:: TASK INSTRUCTIONS ::
Each record must be reproduced exactly as it is shown.

:: MATERIAL ::
** start **

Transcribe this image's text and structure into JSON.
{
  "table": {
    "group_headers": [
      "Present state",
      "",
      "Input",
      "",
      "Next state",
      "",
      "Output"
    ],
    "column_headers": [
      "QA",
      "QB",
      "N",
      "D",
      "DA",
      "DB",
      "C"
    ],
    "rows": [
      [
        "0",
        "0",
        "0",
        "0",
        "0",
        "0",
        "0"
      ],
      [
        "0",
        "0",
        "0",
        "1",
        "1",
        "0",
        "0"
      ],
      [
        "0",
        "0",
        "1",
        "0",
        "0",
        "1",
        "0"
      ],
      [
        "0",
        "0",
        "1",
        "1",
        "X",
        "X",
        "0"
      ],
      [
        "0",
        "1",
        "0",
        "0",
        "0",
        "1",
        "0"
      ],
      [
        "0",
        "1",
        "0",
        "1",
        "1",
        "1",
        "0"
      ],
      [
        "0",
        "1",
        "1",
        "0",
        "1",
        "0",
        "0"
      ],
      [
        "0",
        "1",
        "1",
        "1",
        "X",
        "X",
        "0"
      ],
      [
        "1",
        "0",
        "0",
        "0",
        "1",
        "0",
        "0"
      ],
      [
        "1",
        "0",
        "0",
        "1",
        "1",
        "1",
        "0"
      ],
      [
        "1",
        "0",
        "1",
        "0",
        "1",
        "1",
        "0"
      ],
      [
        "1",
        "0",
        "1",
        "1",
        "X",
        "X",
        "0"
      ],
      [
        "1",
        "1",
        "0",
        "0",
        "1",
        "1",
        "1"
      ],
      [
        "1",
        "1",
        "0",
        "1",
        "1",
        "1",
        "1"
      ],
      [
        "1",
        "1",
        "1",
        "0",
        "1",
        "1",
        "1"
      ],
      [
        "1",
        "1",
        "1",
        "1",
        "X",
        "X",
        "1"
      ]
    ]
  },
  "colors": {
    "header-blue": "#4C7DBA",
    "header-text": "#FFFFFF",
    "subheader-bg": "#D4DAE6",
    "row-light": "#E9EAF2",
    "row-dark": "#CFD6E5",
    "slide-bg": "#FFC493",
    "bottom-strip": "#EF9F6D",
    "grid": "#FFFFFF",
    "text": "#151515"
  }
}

** end **

:: ANSWER IN FULL ::
Transcribe this image's text and structure into JSON.
{
  "table": {
    "group_headers": [
      "Present state",
      "",
      "Input",
      "",
      "Next state",
      "",
      "Output"
    ],
    "column_headers": [
      "QA",
      "QB",
      "N",
      "D",
      "DA",
      "DB",
      "C"
    ],
    "rows": [
      [
        "0",
        "0",
        "0",
        "0",
        "0",
        "0",
        "0"
      ],
      [
        "0",
        "0",
        "0",
        "1",
        "1",
        "0",
        "0"
      ],
      [
        "0",
        "0",
        "1",
        "0",
        "0",
        "1",
        "0"
      ],
      [
        "0",
        "0",
        "1",
        "1",
        "X",
        "X",
        "0"
      ],
      [
        "0",
        "1",
        "0",
        "0",
        "0",
        "1",
        "0"
      ],
      [
        "0",
        "1",
        "0",
        "1",
        "1",
        "1",
        "0"
      ],
      [
        "0",
        "1",
        "1",
        "0",
        "1",
        "0",
        "0"
      ],
      [
        "0",
        "1",
        "1",
        "1",
        "X",
        "X",
        "0"
      ],
      [
        "1",
        "0",
        "0",
        "0",
        "1",
        "0",
        "0"
      ],
      [
        "1",
        "0",
        "0",
        "1",
        "1",
        "1",
        "0"
      ],
      [
        "1",
        "0",
        "1",
        "0",
        "1",
        "1",
        "0"
      ],
      [
        "1",
        "0",
        "1",
        "1",
        "X",
        "X",
        "0"
      ],
      [
        "1",
        "1",
        "0",
        "0",
        "1",
        "1",
        "1"
      ],
      [
        "1",
        "1",
        "0",
        "1",
        "1",
        "1",
        "1"
      ],
      [
        "1",
        "1",
        "1",
        "0",
        "1",
        "1",
        "1"
      ],
      [
        "1",
        "1",
        "1",
        "1",
        "X",
        "X",
        "1"
      ]
    ]
  },
  "colors": {
    "header-blue": "#4C7DBA",
    "header-text": "#FFFFFF",
    "subheader-bg": "#D4DAE6",
    "row-light": "#E9EAF2",
    "row-dark": "#CFD6E5",
    "slide-bg": "#FFC493",
    "bottom-strip": "#EF9F6D",
    "grid": "#FFFFFF",
    "text": "#151515"
  }
}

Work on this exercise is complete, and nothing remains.